§ **Page**
---------------
Posted by Barbara Barrett on 30th December 2013
1. The dictionary definition of serpent is a large snake; REH’s description in his poetry is far more vivid and varied. In poems such as “The Serpent” shown below and “Eternity” he equates it with timelessness. Others like “All Hallows Eve”, “Laughter in the Gulfs,” and “Destination” serpents are related to horror; on the other hand, in “Deeps” it sleeps with dragons; in “Dreaming in Israel,” “Solomon Kane’s Homecoming (variant) and “A Song for All Women” it is another name for treachery; but in “A Far Country” and “A Lady’s Chamber” he speaks of golden serpents while in “The Grim Land” they shimmer and weave and rear their heads. in “Lilith,” as well as “The Singer in the Mist” and “Secrets” he speaks of it as a tempter. it becomes a protector of treasure in “Miser’s Gold.” In “The Sea” it lives in the ocean and battles the Kraken; in “The Shadow”(see poem below) it sheds its skin signifying change; in “Who Shall Sing of Babylon” it represents decay that is coiled up within the walls; and in his poems about Vikings he speaks of the Serpent’s Prow.
---------------
§ **Stored data**
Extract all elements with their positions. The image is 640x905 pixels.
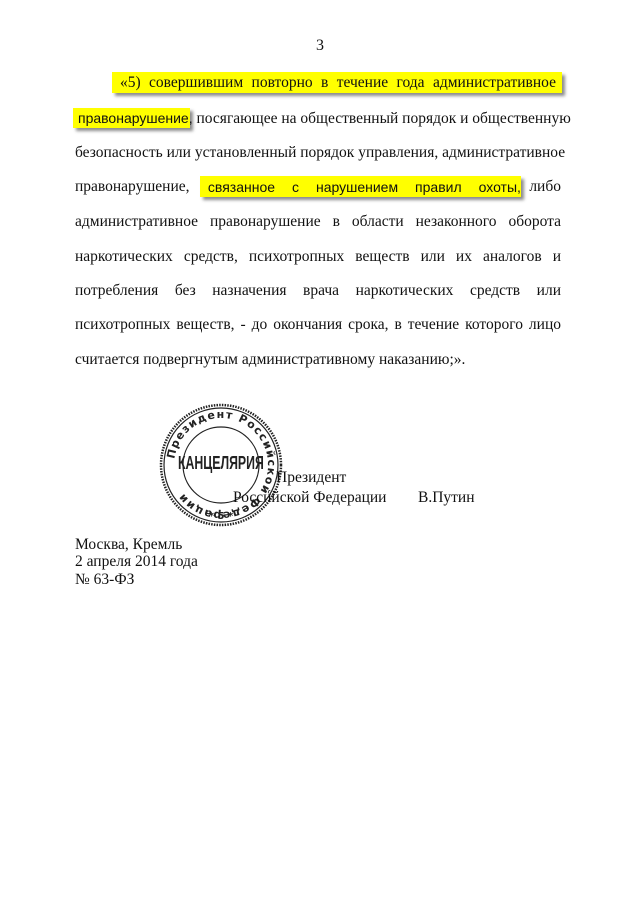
stamp-bottom-text: * 5 * [209,511,234,522]
body-text: правонарушение, [75,177,190,197]
highlighted-text-1: «5) совершившим повторно в течение года … [120,74,556,91]
body-line-3: безопасность или установленный порядок у… [75,143,561,163]
body-line-7: потребления без назначения врача наркоти… [75,281,561,301]
highlighted-text-2: правонарушение, [78,110,193,126]
signature-title-line1: Президент [276,469,346,487]
body-line-9: считается подвергнутым административному… [75,350,561,370]
stamp-center-text: КАНЦЕЛЯРИЯ [178,454,264,474]
signature-title-line2: Российской Федерации [233,489,386,507]
footer-law-number: № 63-ФЗ [75,571,134,589]
footer-date: 2 апреля 2014 года [75,553,198,571]
body-text: либо [529,177,561,197]
official-seal-stamp: Президент Российской Федерации КАНЦЕЛЯРИ… [159,403,283,527]
footer-place: Москва, Кремль [75,536,182,554]
body-line-2: правонарушение, посягающее на общественн… [75,108,561,129]
signature-name: В.Путин [418,489,475,507]
body-text: посягающее на общественный порядок и общ… [197,110,571,127]
highlighted-text-3: связанное с нарушением правил охоты, [208,177,521,197]
page-number: 3 [0,37,640,55]
body-line-5: административное правонарушение в област… [75,212,561,232]
body-line-6: наркотических средств, психотропных веще… [75,247,561,267]
body-line-8: психотропных веществ, - до окончания сро… [75,315,561,335]
body-line-4: правонарушение, связанное с нарушением п… [75,177,561,197]
body-line-1: «5) совершившим повторно в течение года … [120,73,556,93]
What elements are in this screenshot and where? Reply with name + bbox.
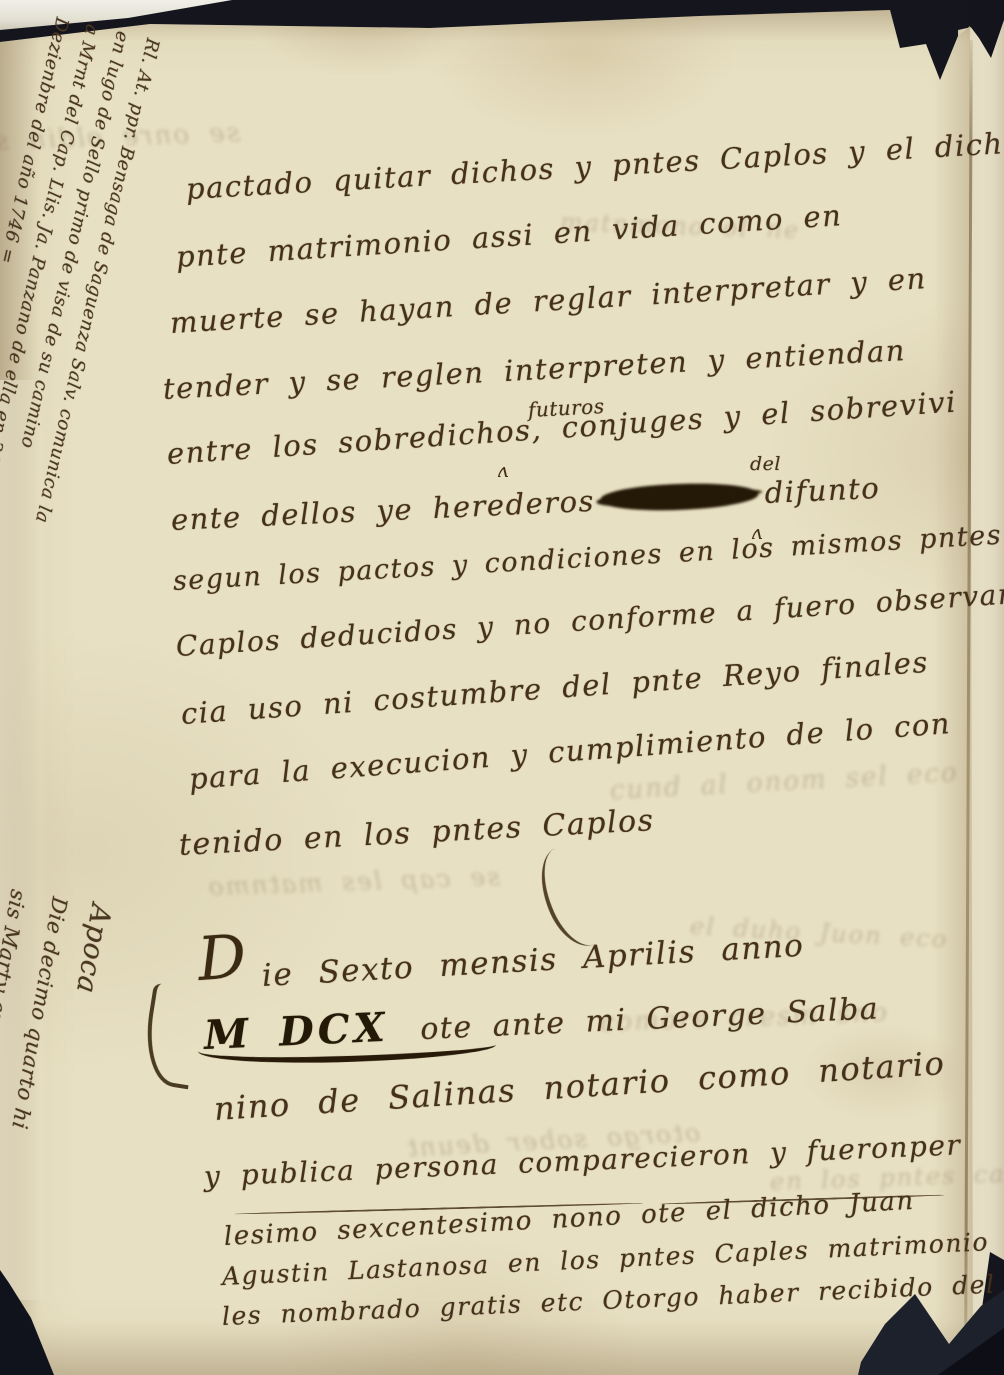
interline-insertion: del: [750, 453, 781, 475]
insertion-caret: ʌ: [497, 458, 508, 482]
line-text: difunto: [764, 471, 881, 510]
ink-blot-strikethrough: [600, 480, 759, 513]
illuminated-initial: D: [196, 922, 250, 995]
manuscript-photo: se onre oldin sno se matnmono ol ne cund…: [0, 0, 1004, 1375]
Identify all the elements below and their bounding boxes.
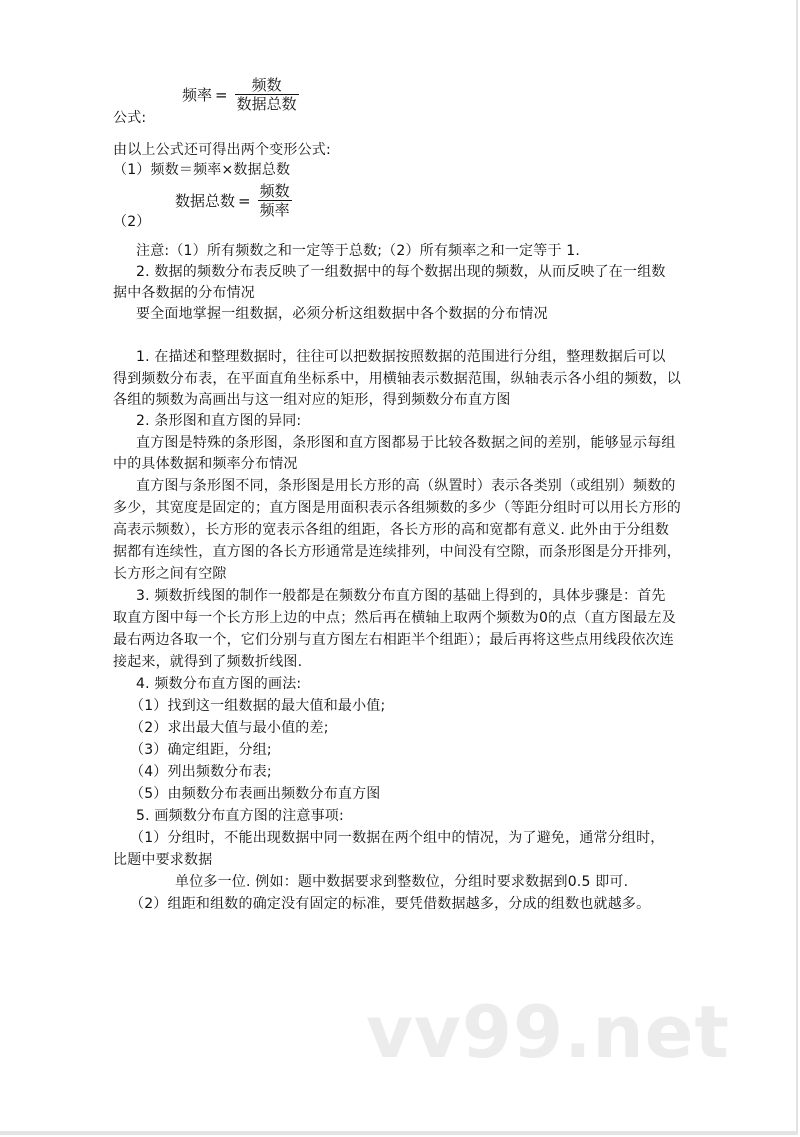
section-heading: 4. 频数分布直方图的画法: <box>136 674 301 694</box>
paragraph-line: 取直方图中每一个长方形上边的中点；然后再在横轴上取两个频数为0的点（直方图最左及 <box>113 608 676 628</box>
formula1-numerator: 频数 <box>250 76 284 94</box>
paragraph-line: 2. 数据的频数分布表反映了一组数据中的每个数据出现的频数，从而反映了在一组数 <box>136 262 666 282</box>
formula2-lhs: 数据总数 <box>175 190 235 211</box>
paragraph-line: 长方形之间有空隙 <box>113 564 227 584</box>
paragraph-line: 得到频数分布表，在平面直角坐标系中，用横轴表示数据范围，纵轴表示各小组的频数，以 <box>113 369 681 389</box>
list-item: （1）分组时，不能出现数据中同一数据在两个组中的情况，为了避免，通常分组时， <box>130 828 665 848</box>
formula1: 频率 = 频数 数据总数 <box>182 76 299 113</box>
paragraph-line: 多少，其宽度是固定的；直方图是用面积表示各组频数的多少（等距分组时可以用长方形的 <box>113 498 681 518</box>
list-item: （4）列出频数分布表; <box>130 762 272 782</box>
section-heading: 5. 画频数分布直方图的注意事项: <box>136 806 344 826</box>
formula2-label: （2） <box>113 212 151 232</box>
paragraph-line: 单位多一位. 例如：题中数据要求到整数位，分组时要求数据到0.5 即可. <box>175 872 628 892</box>
list-item: （5）由频数分布表画出频数分布直方图 <box>130 784 381 804</box>
formula1-fraction: 频数 数据总数 <box>235 76 299 113</box>
paragraph-line: 据中各数据的分布情况 <box>113 283 255 303</box>
formula1-label: 公式: <box>113 108 146 128</box>
formula2-denominator: 频率 <box>258 200 292 219</box>
paragraph-line: 接起来，就得到了频数折线图. <box>113 652 302 672</box>
paragraph-line: 比题中要求数据 <box>113 850 212 870</box>
list-item: （2）求出最大值与最小值的差; <box>130 718 329 738</box>
paragraph-line: 据都有连续性，直方图的各长方形通常是连续排列，中间没有空隙，而条形图是分开排列， <box>113 542 681 562</box>
paragraph-line: 直方图与条形图不同，条形图是用长方形的高（纵置时）表示各类别（或组别）频数的 <box>136 476 676 496</box>
list-item: （3）确定组距，分组; <box>130 740 272 760</box>
variant-1: （1）频数＝频率×数据总数 <box>113 160 290 180</box>
watermark: vv99.net <box>366 990 730 1074</box>
list-item: （2）组距和组数的确定没有固定的标准，要凭借数据越多，分成的组数也就越多。 <box>130 894 650 914</box>
paragraph-line: 高表示频数），长方形的宽表示各组的组距，各长方形的高和宽都有意义. 此外由于分组… <box>113 520 669 540</box>
intro-variants: 由以上公式还可得出两个变形公式: <box>113 140 331 160</box>
formula2-numerator: 频数 <box>258 182 292 200</box>
paragraph-line: 中的具体数据和频率分布情况 <box>113 454 298 474</box>
section-heading: 2. 条形图和直方图的异同: <box>136 411 301 431</box>
paragraph-line: 3. 频数折线图的制作一般都是在频数分布直方图的基础上得到的，具体步骤是：首先 <box>136 586 666 606</box>
formula2-eq: = <box>238 192 251 210</box>
paragraph-line: 要全面地掌握一组数据，必须分析这组数据中各个数据的分布情况 <box>136 304 548 324</box>
paragraph-line: 1. 在描述和整理数据时，往往可以把数据按照数据的范围进行分组，整理数据后可以 <box>136 347 666 367</box>
formula1-lhs: 频率 <box>182 84 212 105</box>
note-line: 注意:（1）所有频数之和一定等于总数;（2）所有频率之和一定等于 1. <box>136 241 580 261</box>
document-page: 公式: 频率 = 频数 数据总数 由以上公式还可得出两个变形公式: （1）频数＝… <box>0 0 798 1135</box>
formula1-denominator: 数据总数 <box>235 94 299 113</box>
paragraph-line: 直方图是特殊的条形图，条形图和直方图都易于比较各数据之间的差别，能够显示每组 <box>136 433 676 453</box>
paragraph-line: 最右两边各取一个，它们分别与直方图左右相距半个组距）；最后再将这些点用线段依次连 <box>113 630 674 650</box>
formula2: 数据总数 = 频数 频率 <box>175 182 292 219</box>
formula2-fraction: 频数 频率 <box>258 182 292 219</box>
formula1-eq: = <box>215 86 228 104</box>
paragraph-line: 各组的频数为高画出与这一组对应的矩形，得到频数分布直方图 <box>113 390 511 410</box>
list-item: （1）找到这一组数据的最大值和最小值; <box>130 696 385 716</box>
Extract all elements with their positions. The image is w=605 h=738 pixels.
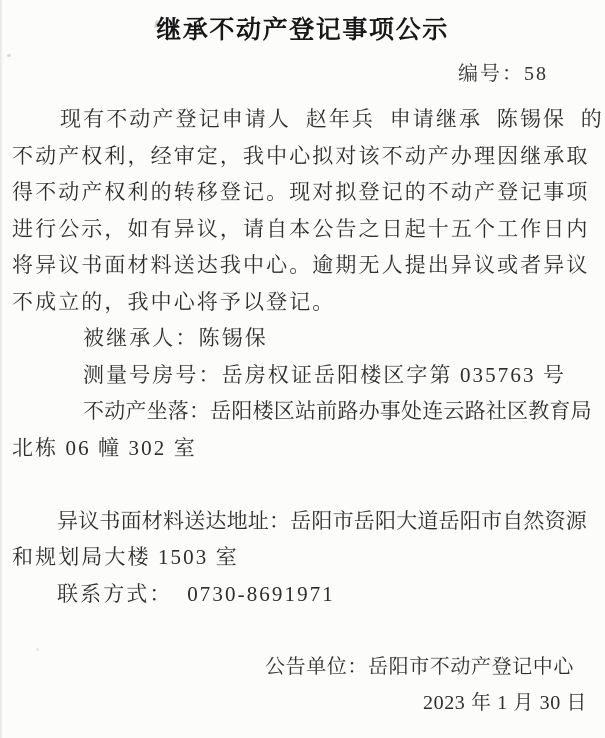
blank-line: [12, 466, 597, 503]
document-page: 继承不动产登记事项公示 编号：58 现有不动产登记申请人 赵年兵 申请继承 陈锡…: [0, 0, 605, 738]
body-line-applicant: 现有不动产登记申请人 赵年兵 申请继承 陈锡保 的: [12, 101, 597, 138]
blank-line: [12, 612, 597, 649]
date-line: 2023 年 1 月 30 日: [12, 685, 597, 722]
objection-address-line-2: 和规划局大楼 1503 室: [12, 539, 597, 576]
body-line: 进行公示，如有异议，请自本公告之日起十五个工作日内: [12, 211, 597, 248]
notice-title: 继承不动产登记事项公示: [0, 13, 605, 47]
body-line: 得不动产权利的转移登记。现对拟登记的不动产登记事项: [12, 174, 597, 211]
issuer-line: 公告单位：岳阳市不动产登记中心: [12, 649, 597, 686]
doc-number: 编号：58: [458, 60, 548, 88]
objection-address-line: 异议书面材料送达地址：岳阳市岳阳大道岳阳市自然资源: [12, 503, 597, 540]
scan-speck: [7, 54, 11, 57]
property-location-line: 不动产坐落：岳阳楼区站前路办事处连云路社区教育局: [12, 393, 597, 430]
scan-edge-shadow: [0, 0, 3, 738]
body-line: 不成立的，我中心将予以登记。: [12, 284, 597, 321]
property-location-line-2: 北栋 06 幢 302 室: [12, 430, 597, 467]
body-line: 不动产权利，经审定，我中心拟对该不动产办理因继承取: [12, 138, 597, 175]
decedent-line: 被继承人：陈锡保: [12, 320, 597, 357]
contact-phone-line: 联系方式： 0730-8691971: [12, 576, 597, 613]
body-line: 将异议书面材料送达我中心。逾期无人提出异议或者异议: [12, 247, 597, 284]
certificate-number-line: 测量号房号：岳房权证岳阳楼区字第 035763 号: [12, 357, 597, 394]
notice-body: 现有不动产登记申请人 赵年兵 申请继承 陈锡保 的 不动产权利，经审定，我中心拟…: [12, 101, 597, 722]
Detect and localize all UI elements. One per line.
---------------
§ **Set tasks**
A – According to the post on serpents in REH's poetry, which poems relate serpents to horror? List them all.
B – Continue the post on serpents in REH's poetry from its last sentence.

§ **Responses per task**
A – "All Hallows Eve", "Laughter in the Gulfs", and "Destination"

B –
[origin: 13th century; Middle English, from Anglo-French, from Latin serpent-, serpens, from present participle of serpere to creep; akin to Greek herpein to creep, Sanskrit sarpati he creeps]
I am the symbol of Creation and Destruction.
I am the beginning and the end.
With my tail in my mouth
I am the Circle of Eternity.
Wisdom is in my eyes
And the dusk of wisdom lurks amid my coils.
My track circles the world
And I loop my coils about the Universe.
My head waves among the stars
And the nations fall prostrate before me.
Coiled, head upright, I am the spirit of the sea.
The world-shaking dinosaur was my henchman
And the flying dragons were my footmen.
The ancients knew me.
They reared shrines and altars
And I taught them dim, dusky wisdom.
I coiled in the ruins of Troy and Babylon
And on the forgotten streets of Nineveh.
The Norse called me Midgaard and built their galleys
Like a sea-serpent.
The Egyptians and the Indians called me Ysis
And the Phoenicians Baal.
I am the sea that girdles the world.
I am the first and I shall be the last.
I am the Serpent of the Ages.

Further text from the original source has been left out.